#### [The request]
Write out the entire listing below exactly, with the pictures left out.

#### [Material for this exercise]
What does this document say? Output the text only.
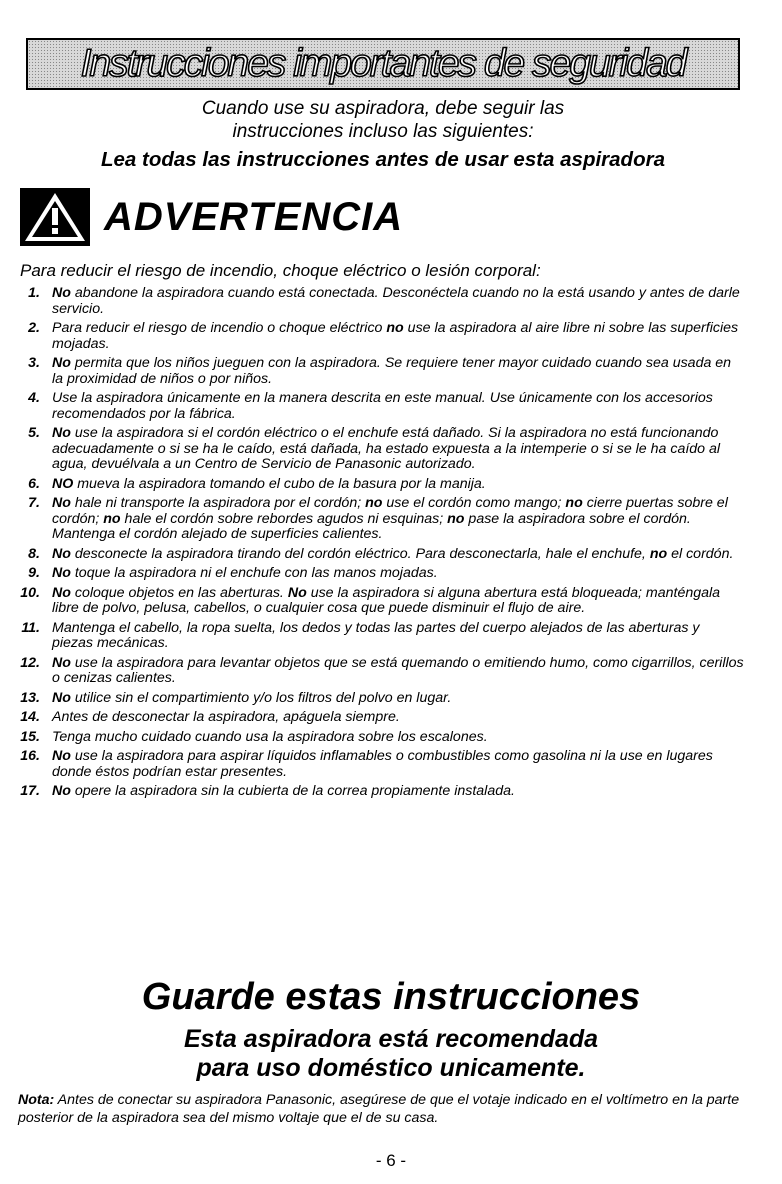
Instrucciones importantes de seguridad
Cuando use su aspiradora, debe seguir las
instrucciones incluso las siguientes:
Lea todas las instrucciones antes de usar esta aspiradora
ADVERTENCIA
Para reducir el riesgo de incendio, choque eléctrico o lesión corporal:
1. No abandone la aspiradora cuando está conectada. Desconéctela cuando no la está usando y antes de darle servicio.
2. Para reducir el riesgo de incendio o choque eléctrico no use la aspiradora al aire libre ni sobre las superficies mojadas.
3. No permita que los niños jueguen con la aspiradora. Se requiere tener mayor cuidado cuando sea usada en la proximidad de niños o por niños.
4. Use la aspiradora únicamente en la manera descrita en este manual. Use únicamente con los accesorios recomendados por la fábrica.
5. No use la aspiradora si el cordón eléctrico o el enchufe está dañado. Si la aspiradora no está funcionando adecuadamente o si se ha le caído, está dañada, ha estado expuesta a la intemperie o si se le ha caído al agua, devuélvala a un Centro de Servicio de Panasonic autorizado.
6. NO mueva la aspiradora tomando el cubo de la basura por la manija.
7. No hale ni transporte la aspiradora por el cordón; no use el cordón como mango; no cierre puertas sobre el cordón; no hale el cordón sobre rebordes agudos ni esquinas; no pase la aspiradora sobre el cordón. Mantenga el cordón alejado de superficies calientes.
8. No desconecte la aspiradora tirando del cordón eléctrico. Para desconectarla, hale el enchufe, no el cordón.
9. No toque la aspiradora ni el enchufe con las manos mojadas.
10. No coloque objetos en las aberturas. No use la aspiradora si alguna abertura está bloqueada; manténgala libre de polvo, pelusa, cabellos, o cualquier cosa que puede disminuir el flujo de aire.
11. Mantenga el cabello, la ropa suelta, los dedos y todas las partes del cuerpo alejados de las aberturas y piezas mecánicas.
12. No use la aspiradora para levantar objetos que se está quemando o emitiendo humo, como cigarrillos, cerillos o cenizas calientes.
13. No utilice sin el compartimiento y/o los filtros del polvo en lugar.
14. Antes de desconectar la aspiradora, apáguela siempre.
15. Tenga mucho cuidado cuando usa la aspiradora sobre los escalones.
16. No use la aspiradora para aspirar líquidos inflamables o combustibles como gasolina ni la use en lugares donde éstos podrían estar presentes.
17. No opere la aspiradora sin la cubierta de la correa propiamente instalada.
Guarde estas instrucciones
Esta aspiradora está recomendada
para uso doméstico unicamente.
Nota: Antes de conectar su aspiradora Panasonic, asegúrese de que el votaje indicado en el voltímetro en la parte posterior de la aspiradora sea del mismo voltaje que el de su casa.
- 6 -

#### [The result]
What does this document say? Output the text only.
Instrucciones importantes de seguridad
Cuando use su aspiradora, debe seguir las
instrucciones incluso las siguientes:
Lea todas las instrucciones antes de usar esta aspiradora
ADVERTENCIA
Para reducir el riesgo de incendio, choque eléctrico o lesión corporal:
1. No abandone la aspiradora cuando está conectada. Desconéctela cuando no la está usando y antes de darle servicio.
2. Para reducir el riesgo de incendio o choque eléctrico no use la aspiradora al aire libre ni sobre las superficies mojadas.
3. No permita que los niños jueguen con la aspiradora. Se requiere tener mayor cuidado cuando sea usada en la proximidad de niños o por niños.
4. Use la aspiradora únicamente en la manera descrita en este manual. Use únicamente con los accesorios recomendados por la fábrica.
5. No use la aspiradora si el cordón eléctrico o el enchufe está dañado. Si la aspiradora no está funcionando adecuadamente o si se ha le caído, está dañada, ha estado expuesta a la intemperie o si se le ha caído al agua, devuélvala a un Centro de Servicio de Panasonic autorizado.
6. NO mueva la aspiradora tomando el cubo de la basura por la manija.
7. No hale ni transporte la aspiradora por el cordón; no use el cordón como mango; no cierre puertas sobre el cordón; no hale el cordón sobre rebordes agudos ni esquinas; no pase la aspiradora sobre el cordón. Mantenga el cordón alejado de superficies calientes.
8. No desconecte la aspiradora tirando del cordón eléctrico. Para desconectarla, hale el enchufe, no el cordón.
9. No toque la aspiradora ni el enchufe con las manos mojadas.
10. No coloque objetos en las aberturas. No use la aspiradora si alguna abertura está bloqueada; manténgala libre de polvo, pelusa, cabellos, o cualquier cosa que puede disminuir el flujo de aire.
11. Mantenga el cabello, la ropa suelta, los dedos y todas las partes del cuerpo alejados de las aberturas y piezas mecánicas.
12. No use la aspiradora para levantar objetos que se está quemando o emitiendo humo, como cigarrillos, cerillos o cenizas calientes.
13. No utilice sin el compartimiento y/o los filtros del polvo en lugar.
14. Antes de desconectar la aspiradora, apáguela siempre.
15. Tenga mucho cuidado cuando usa la aspiradora sobre los escalones.
16. No use la aspiradora para aspirar líquidos inflamables o combustibles como gasolina ni la use en lugares donde éstos podrían estar presentes.
17. No opere la aspiradora sin la cubierta de la correa propiamente instalada.
Guarde estas instrucciones
Esta aspiradora está recomendada
para uso doméstico unicamente.
Nota: Antes de conectar su aspiradora Panasonic, asegúrese de que el votaje indicado en el voltímetro en la parte posterior de la aspiradora sea del mismo voltaje que el de su casa.
- 6 -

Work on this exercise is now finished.